▶ **Passage provided**:
►

Defining Marriage

You probably know the arguments opponents to marriage equality bring up again and again: some say gay marriage should be illegal because homosexual couples cannot bear children, but of course, they now can through in vitro fertilization and artificial insemination. They can also adopt, or (gasp!) not have any children. Also, according to this line of reasoning, we should of course outlaw marriage of a couple in which the man has been castrated, the women have passed menopause, or either party is otherwise infertile, right? Another, more sinister claim is that gay couples cannot rear children effectively, but this has actually been proven pretty much false.


Clearly, these arguments are quite ridiculous. But, surprisingly, there is actually a sound, rational argument against gay marriage. Dinesh D’Souza, a conservative Republican Christian, writes that “state legislatures, drawing on tradition and appealing to the values of their constituents, have defined marriage in a very particular way”. He lays down the following list of features to define a marriage:

1. Marriage is between people

2. Marriage partners are of legal age

3. Marriage involves two partners

4. Marriage partners cannot be too closely related

5. Marriage is between a man and a woman

D’Souza argues that it is irrational to support the removal of one of the criteria while leaving the rest intact. The point is actually a good one; after all, if we look at the criteria presented, we can see they are all quite integral to the definition of marriage, right?

◄

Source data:

►

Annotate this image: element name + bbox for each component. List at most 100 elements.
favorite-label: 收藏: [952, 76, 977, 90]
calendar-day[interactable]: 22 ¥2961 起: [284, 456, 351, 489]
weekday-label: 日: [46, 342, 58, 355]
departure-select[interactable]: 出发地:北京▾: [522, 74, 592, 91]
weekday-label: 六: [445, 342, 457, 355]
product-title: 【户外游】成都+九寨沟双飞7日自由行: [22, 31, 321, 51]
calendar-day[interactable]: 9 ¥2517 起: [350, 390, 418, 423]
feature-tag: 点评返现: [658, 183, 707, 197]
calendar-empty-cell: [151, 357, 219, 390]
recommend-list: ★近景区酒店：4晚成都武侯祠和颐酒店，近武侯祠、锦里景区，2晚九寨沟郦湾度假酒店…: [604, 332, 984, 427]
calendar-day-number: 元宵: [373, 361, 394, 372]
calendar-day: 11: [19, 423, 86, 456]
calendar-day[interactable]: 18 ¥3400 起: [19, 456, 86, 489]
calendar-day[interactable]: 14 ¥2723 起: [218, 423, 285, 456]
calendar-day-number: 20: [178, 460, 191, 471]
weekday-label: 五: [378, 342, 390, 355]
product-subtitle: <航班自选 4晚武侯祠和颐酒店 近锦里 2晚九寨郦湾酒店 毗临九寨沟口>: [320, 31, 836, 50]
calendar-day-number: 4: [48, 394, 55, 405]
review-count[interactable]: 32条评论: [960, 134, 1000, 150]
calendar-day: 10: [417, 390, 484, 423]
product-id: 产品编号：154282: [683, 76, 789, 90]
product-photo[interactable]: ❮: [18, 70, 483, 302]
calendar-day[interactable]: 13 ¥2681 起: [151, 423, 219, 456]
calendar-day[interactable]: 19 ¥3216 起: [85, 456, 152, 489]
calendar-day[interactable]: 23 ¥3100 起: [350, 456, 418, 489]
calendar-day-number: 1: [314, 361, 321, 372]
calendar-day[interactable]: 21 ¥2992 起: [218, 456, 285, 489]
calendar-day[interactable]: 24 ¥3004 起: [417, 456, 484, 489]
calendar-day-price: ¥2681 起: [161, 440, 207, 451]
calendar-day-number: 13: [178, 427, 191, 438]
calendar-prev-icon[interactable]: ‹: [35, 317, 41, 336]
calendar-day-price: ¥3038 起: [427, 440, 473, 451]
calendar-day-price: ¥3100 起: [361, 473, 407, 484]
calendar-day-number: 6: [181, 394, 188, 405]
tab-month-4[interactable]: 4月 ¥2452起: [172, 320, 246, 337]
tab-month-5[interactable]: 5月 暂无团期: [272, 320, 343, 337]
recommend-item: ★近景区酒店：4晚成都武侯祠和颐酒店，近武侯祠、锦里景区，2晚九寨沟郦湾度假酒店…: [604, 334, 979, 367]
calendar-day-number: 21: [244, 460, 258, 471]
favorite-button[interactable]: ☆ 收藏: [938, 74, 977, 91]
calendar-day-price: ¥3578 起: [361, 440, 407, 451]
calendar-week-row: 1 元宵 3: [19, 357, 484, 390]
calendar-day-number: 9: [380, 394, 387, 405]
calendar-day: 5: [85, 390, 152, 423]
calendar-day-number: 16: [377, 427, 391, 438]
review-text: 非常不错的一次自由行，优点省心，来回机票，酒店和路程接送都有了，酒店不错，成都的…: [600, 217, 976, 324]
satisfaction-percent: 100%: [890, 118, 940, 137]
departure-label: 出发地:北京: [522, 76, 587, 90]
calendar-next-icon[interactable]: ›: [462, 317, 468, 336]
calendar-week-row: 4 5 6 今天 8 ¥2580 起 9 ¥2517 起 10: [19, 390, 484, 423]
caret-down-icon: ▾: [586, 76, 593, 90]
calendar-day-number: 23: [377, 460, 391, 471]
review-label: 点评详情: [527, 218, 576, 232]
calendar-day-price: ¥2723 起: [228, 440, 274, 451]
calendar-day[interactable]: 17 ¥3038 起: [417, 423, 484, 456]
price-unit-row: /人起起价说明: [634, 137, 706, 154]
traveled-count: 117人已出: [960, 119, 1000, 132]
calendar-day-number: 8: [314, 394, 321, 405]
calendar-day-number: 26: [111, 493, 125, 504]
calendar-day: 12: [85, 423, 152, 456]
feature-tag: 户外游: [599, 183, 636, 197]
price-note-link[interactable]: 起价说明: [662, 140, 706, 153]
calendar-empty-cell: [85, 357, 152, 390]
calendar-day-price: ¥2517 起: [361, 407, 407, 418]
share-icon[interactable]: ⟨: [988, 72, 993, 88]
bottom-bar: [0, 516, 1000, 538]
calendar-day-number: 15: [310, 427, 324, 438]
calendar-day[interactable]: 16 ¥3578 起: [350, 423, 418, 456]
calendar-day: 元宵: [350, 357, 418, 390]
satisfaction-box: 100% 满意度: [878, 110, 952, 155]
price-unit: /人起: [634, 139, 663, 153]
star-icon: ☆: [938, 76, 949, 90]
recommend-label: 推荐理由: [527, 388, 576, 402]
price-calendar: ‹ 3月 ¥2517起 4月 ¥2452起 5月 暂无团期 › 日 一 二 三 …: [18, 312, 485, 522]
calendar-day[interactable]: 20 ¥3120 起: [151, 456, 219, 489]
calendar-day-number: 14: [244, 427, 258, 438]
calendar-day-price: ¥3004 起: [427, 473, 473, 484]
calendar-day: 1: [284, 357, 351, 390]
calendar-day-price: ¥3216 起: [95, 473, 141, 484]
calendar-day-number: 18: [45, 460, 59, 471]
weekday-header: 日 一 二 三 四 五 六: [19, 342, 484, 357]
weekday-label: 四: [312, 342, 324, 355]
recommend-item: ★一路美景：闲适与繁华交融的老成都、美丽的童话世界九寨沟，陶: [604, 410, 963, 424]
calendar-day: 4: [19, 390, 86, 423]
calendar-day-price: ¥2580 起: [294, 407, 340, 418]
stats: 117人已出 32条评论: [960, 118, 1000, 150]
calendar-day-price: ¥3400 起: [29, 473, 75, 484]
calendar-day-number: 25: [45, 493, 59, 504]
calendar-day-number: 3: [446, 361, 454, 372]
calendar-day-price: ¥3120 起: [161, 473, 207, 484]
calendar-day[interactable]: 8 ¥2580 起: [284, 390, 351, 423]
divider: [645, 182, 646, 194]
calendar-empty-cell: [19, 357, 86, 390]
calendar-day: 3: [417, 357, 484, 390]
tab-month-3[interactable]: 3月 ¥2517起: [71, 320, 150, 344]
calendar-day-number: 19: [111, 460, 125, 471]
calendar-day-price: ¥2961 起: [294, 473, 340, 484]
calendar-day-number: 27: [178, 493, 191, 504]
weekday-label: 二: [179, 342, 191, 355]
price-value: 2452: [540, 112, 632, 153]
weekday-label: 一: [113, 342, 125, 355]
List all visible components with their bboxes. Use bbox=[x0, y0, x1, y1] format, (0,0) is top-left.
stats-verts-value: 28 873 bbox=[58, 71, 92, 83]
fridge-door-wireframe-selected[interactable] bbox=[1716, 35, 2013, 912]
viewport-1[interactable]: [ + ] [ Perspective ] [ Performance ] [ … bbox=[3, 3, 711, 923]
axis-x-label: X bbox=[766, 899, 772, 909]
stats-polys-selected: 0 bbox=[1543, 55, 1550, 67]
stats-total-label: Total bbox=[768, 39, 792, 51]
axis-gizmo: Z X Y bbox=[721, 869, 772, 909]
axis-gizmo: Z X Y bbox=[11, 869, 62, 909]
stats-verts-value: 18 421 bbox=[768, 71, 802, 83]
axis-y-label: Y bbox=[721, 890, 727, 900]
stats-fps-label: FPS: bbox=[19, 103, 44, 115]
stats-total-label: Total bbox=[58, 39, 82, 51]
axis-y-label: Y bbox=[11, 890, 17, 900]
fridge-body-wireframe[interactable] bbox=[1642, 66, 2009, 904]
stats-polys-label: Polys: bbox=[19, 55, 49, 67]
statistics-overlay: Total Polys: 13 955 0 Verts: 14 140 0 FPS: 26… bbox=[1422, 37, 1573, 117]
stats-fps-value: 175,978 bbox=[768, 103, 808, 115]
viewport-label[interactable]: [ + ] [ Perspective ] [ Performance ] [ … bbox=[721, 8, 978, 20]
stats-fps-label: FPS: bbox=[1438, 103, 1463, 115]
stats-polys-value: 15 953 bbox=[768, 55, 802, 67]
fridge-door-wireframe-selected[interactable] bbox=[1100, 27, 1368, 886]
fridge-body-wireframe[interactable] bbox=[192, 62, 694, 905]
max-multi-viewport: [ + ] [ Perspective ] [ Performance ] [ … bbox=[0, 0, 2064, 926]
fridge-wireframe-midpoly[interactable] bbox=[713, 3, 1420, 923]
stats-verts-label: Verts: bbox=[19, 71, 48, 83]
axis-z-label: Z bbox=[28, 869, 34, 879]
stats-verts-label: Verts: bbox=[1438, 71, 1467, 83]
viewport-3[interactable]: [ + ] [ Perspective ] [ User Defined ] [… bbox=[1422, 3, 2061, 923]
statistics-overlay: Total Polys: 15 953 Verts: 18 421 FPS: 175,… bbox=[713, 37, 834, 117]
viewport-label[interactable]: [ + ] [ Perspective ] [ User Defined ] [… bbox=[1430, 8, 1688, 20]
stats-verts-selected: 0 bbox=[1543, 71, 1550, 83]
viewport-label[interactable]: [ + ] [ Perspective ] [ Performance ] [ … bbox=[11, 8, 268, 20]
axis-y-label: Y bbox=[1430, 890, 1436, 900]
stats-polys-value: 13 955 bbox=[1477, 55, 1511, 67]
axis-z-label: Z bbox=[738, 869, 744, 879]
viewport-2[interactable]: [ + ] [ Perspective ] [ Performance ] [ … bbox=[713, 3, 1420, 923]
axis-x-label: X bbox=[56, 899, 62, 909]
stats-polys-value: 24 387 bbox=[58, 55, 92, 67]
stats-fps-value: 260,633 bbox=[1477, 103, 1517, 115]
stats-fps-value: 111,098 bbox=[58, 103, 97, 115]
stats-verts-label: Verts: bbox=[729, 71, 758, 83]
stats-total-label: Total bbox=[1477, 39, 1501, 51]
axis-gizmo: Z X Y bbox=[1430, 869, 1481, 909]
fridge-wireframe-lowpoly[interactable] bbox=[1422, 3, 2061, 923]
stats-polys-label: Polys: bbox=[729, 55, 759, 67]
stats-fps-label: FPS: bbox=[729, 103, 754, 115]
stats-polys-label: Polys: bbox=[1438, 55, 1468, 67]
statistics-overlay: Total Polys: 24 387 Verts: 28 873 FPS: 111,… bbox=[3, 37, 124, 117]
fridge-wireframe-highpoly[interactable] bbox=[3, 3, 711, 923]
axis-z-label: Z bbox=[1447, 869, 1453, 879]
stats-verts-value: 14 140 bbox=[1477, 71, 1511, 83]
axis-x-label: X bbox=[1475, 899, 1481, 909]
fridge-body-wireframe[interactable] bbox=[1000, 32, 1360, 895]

◄

▶ **About this exercise**:
Answer these questions using the passage on defining marriage:
1. Which two methods does it say now let homosexual couples bear children?
2. How does it describe Dinesh D'Souza?
3. What is the fifth feature in D'Souza's list?
The rows are material separate from the passage on defining marriage.

▶ **Response to this exercise**:
1. In vitro fertilization and artificial insemination.
2. As a conservative Republican Christian.
3. Marriage is between a man and a woman.